**VORLIEGENDER TEXTAUSZUG:**
Nationale Alleingänge gefährden das Internet als Ganzes - das haben die jüngsten Datenskandale gerade wieder gezeigt. Einem möglichen Plus an Sicherheit steht ein Minus an Offenheit, Geschwindigkeit, und Verbraucherfreundlichkeit gegenüber. Deshalb sollten die Staaten mehr zusammenarbeiten - benötigt wird ein neuer Schuman-Plan.

Cyberspione oder Cyberkrieger - wir wissen dieser Tage nicht mehr so recht, vor wem wir uns denn in Acht nehmen müssen. Und je mehr wir über Prism, XKeyscore, oder die Zusammenarbeit von Bundesnachrichtendienst und NSA erfahren, desto geringer unser Vertrauen in eben jene staatlichen Akteure, die eigentlich unsere Sicherheit in der digitalen Domäne gewährleisten sollen. Dabei ist es durchaus lobenswert, dass „der Staat“ seinem Sicherheitsauftrag nun - endlich! - auch  im Cyberraum nachkommt. Nur leider tut er dies nach altbewährten Mustern. Effektive Cybersicherheit lässt sich jedoch weder durch nationale Abschreckungsstrategien noch durch ausgeklügelte Spähprogramme gewährleisten. Stattdessen bedarf es Transparenz und internationaler Kooperation, um die Cyberdomäne zu sichern. Wir benötigen nichts anderes als einen Schuman-Plan für das digitale Zeitalter. Und Europa muss bei dessen Ausgestaltung eine Führungsrolle übernehmen.

**GESTELLTE AUFGABE A:**
Beantworten Sie zum Text über Cybersicherheit:
(i) Was steht laut dem einleitenden Absatz einem möglichen Plus an Sicherheit als Minus gegenüber?
(ii) Welche beiden Spähprogramme nennt der zweite Absatz namentlich?
(iii) Wer muss laut dem letzten Satz bei der Ausgestaltung des Schuman-Plans eine Führungsrolle übernehmen?
**GESTELLTE AUFGABE B:**
Entnehmen Sie dem Text über Cybersicherheit wortgetreu den gesamten Abschnitt von „Nationale Alleingänge gefährden“ bis hinunter zu „ein neuer Schuman-Plan.“.
Stützen Sie sich ausschließlich auf den Textauszug.

**ANGEZEIGTE INFORMATIONEN:**
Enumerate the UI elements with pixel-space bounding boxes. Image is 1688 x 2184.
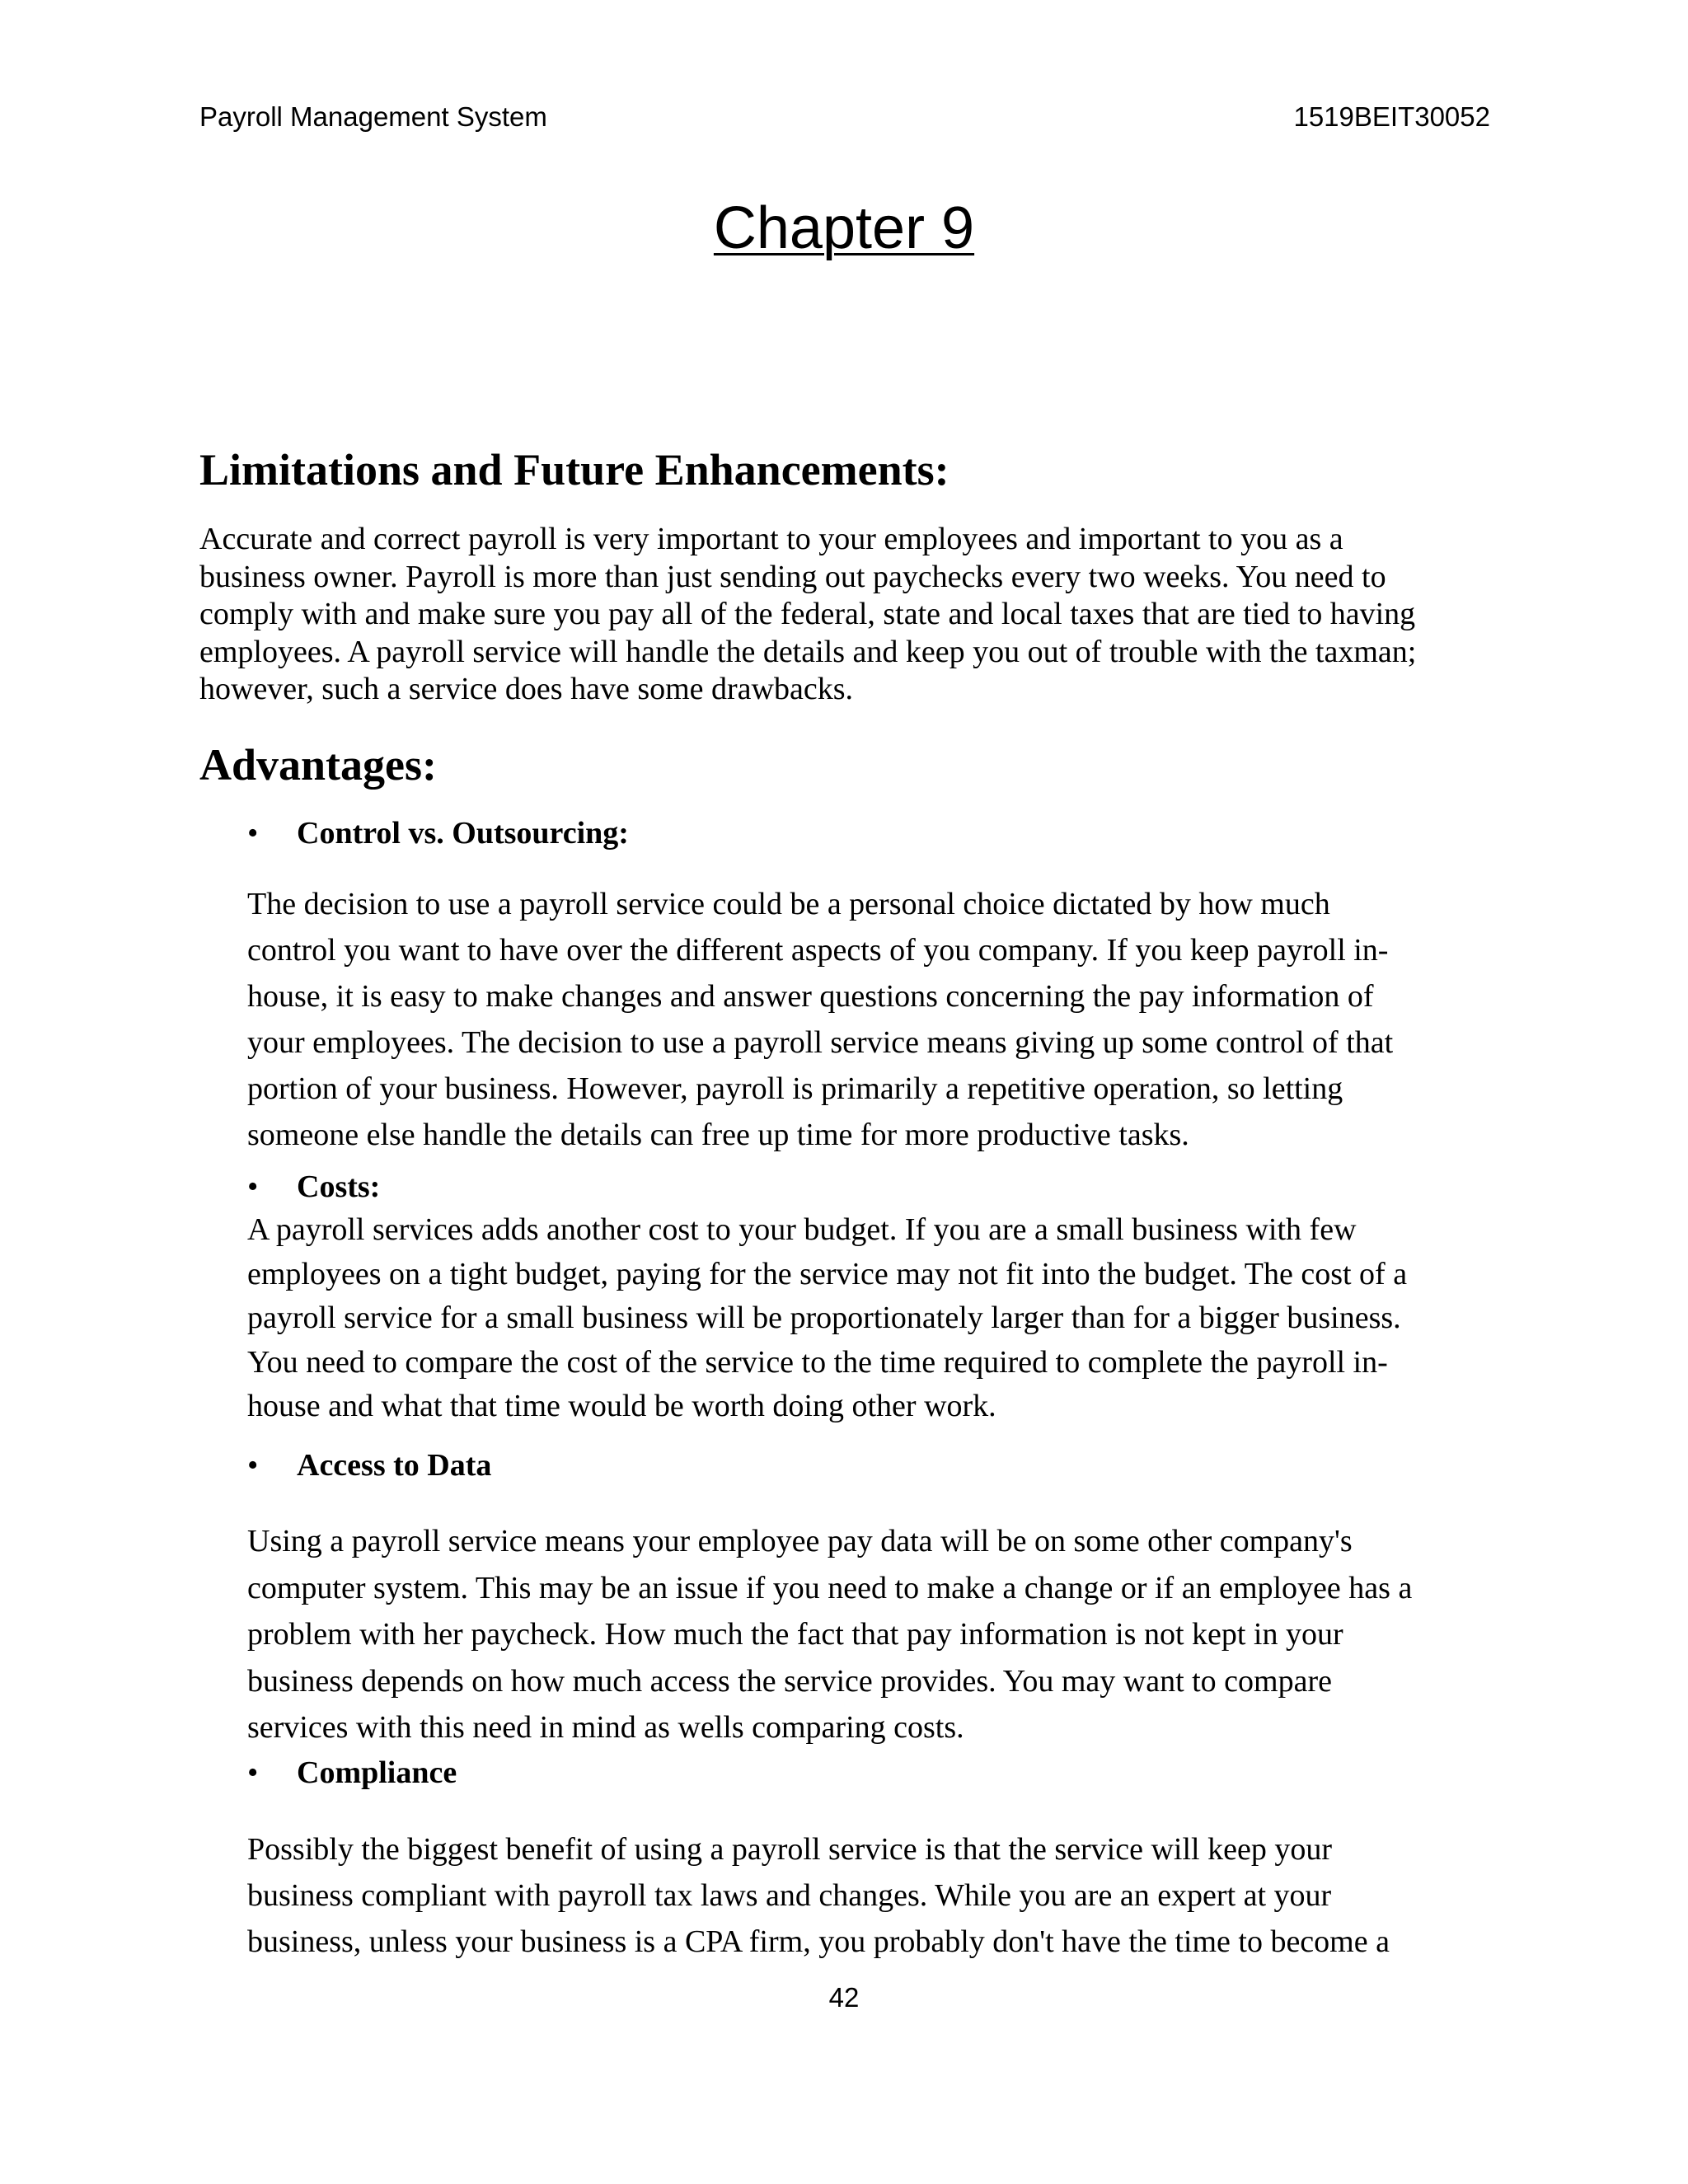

**FERTIGE ANTWORT A:**
(i) Offenheit, Geschwindigkeit und Verbraucherfreundlichkeit.
(ii) Prism und XKeyscore.
(iii) Europa.

**FERTIGE ANTWORT B:**
Nationale Alleingänge gefährden das Internet als Ganzes - das haben die jüngsten Datenskandale gerade wieder gezeigt. Einem möglichen Plus an Sicherheit steht ein Minus an Offenheit, Geschwindigkeit, und Verbraucherfreundlichkeit gegenüber. Deshalb sollten die Staaten mehr zusammenarbeiten - benötigt wird ein neuer Schuman-Plan.